SET EXERCISE:
Set out each line from the following listing that includes the word "første".

RAW DATA:
....................
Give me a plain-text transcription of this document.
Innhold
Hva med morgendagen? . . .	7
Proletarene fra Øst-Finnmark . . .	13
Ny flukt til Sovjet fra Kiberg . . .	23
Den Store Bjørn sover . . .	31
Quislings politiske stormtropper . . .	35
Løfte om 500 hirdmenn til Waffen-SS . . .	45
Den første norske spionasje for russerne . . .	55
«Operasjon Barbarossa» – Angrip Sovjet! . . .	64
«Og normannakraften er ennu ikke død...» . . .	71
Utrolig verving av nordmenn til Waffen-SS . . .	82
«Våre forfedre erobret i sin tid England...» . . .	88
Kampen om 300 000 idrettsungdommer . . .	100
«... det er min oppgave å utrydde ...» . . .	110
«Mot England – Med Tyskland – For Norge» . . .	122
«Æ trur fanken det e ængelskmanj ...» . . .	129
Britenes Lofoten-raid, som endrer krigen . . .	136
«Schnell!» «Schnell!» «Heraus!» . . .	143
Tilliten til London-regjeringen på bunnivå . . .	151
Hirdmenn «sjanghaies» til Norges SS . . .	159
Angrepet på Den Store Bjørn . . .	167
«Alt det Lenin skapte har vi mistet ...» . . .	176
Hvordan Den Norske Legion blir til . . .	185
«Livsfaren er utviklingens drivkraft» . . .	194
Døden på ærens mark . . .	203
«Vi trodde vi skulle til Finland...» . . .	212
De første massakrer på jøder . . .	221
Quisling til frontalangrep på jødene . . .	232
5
....................
SOLUTION TO THE PROBLEM:
Den første norske spionasje for russerne . . .	55
De første massakrer på jøder . . .	221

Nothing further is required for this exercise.